§ DATA LISTING
## start

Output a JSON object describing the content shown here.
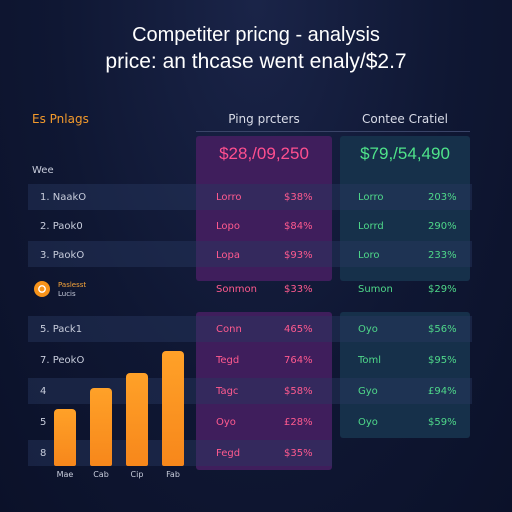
{
  "header": {
    "title": "Competiter pricng - analysis",
    "subtitle": "price: an thcase went enaly/$2.7"
  },
  "columns": {
    "left_label": "Es Pnlags",
    "middle_label": "Ping prcters",
    "right_label": "Contee Cratiel"
  },
  "totals": {
    "middle": "$28,/09,250",
    "right": "$79,/54,490"
  },
  "side_label": "Wee",
  "rows_top": [
    {
      "label": "1. NaakO",
      "m1": "Lorro",
      "m2": "$38%",
      "r1": "Lorro",
      "r2": "203%"
    },
    {
      "label": "2. Paok0",
      "m1": "Lopo",
      "m2": "$84%",
      "r1": "Lorrd",
      "r2": "290%"
    },
    {
      "label": "3. PaokO",
      "m1": "Lopa",
      "m2": "$93%",
      "r1": "Loro",
      "r2": "233%"
    }
  ],
  "summary_row": {
    "badge_line1": "Paslesst",
    "badge_line2": "Lucis",
    "m1": "Sonmon",
    "m2": "$33%",
    "r1": "Sumon",
    "r2": "$29%"
  },
  "rows_bottom": [
    {
      "label": "5. Pack1",
      "m1": "Conn",
      "m2": "465%",
      "r1": "Oyo",
      "r2": "$56%"
    },
    {
      "label": "7. PeokO",
      "m1": "Tegd",
      "m2": "764%",
      "r1": "Toml",
      "r2": "$95%"
    },
    {
      "label": "4",
      "m1": "Tagc",
      "m2": "$58%",
      "r1": "Gyo",
      "r2": "£94%"
    },
    {
      "label": "5",
      "m1": "Oyo",
      "m2": "£28%",
      "r1": "Oyo",
      "r2": "$59%"
    },
    {
      "label": "8",
      "m1": "Fegd",
      "m2": "$35%"
    }
  ],
  "chart_data": {
    "type": "bar",
    "categories": [
      "Mae",
      "Cab",
      "Cip",
      "Fab"
    ],
    "values": [
      34,
      46,
      55,
      68
    ],
    "ylim": [
      0,
      70
    ],
    "colors": [
      "#f7931a"
    ],
    "grid": false
  },
  "theme": {
    "background": "#0f1733",
    "accent_orange": "#f7931a",
    "accent_pink": "#ff4f8f",
    "accent_green": "#4fe38a"
  }
}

## end

§ EXERCISE
Restate every record exactly, please; do not copy the pictures.

§ COMPLETE ANSWER
Output a JSON object describing the content shown here.
{
  "header": {
    "title": "Competiter pricng - analysis",
    "subtitle": "price: an thcase went enaly/$2.7"
  },
  "columns": {
    "left_label": "Es Pnlags",
    "middle_label": "Ping prcters",
    "right_label": "Contee Cratiel"
  },
  "totals": {
    "middle": "$28,/09,250",
    "right": "$79,/54,490"
  },
  "side_label": "Wee",
  "rows_top": [
    {
      "label": "1. NaakO",
      "m1": "Lorro",
      "m2": "$38%",
      "r1": "Lorro",
      "r2": "203%"
    },
    {
      "label": "2. Paok0",
      "m1": "Lopo",
      "m2": "$84%",
      "r1": "Lorrd",
      "r2": "290%"
    },
    {
      "label": "3. PaokO",
      "m1": "Lopa",
      "m2": "$93%",
      "r1": "Loro",
      "r2": "233%"
    }
  ],
  "summary_row": {
    "badge_line1": "Paslesst",
    "badge_line2": "Lucis",
    "m1": "Sonmon",
    "m2": "$33%",
    "r1": "Sumon",
    "r2": "$29%"
  },
  "rows_bottom": [
    {
      "label": "5. Pack1",
      "m1": "Conn",
      "m2": "465%",
      "r1": "Oyo",
      "r2": "$56%"
    },
    {
      "label": "7. PeokO",
      "m1": "Tegd",
      "m2": "764%",
      "r1": "Toml",
      "r2": "$95%"
    },
    {
      "label": "4",
      "m1": "Tagc",
      "m2": "$58%",
      "r1": "Gyo",
      "r2": "£94%"
    },
    {
      "label": "5",
      "m1": "Oyo",
      "m2": "£28%",
      "r1": "Oyo",
      "r2": "$59%"
    },
    {
      "label": "8",
      "m1": "Fegd",
      "m2": "$35%"
    }
  ],
  "chart_data": {
    "type": "bar",
    "categories": [
      "Mae",
      "Cab",
      "Cip",
      "Fab"
    ],
    "values": [
      34,
      46,
      55,
      68
    ],
    "ylim": [
      0,
      70
    ],
    "colors": [
      "#f7931a"
    ],
    "grid": false
  },
  "theme": {
    "background": "#0f1733",
    "accent_orange": "#f7931a",
    "accent_pink": "#ff4f8f",
    "accent_green": "#4fe38a"
  }
}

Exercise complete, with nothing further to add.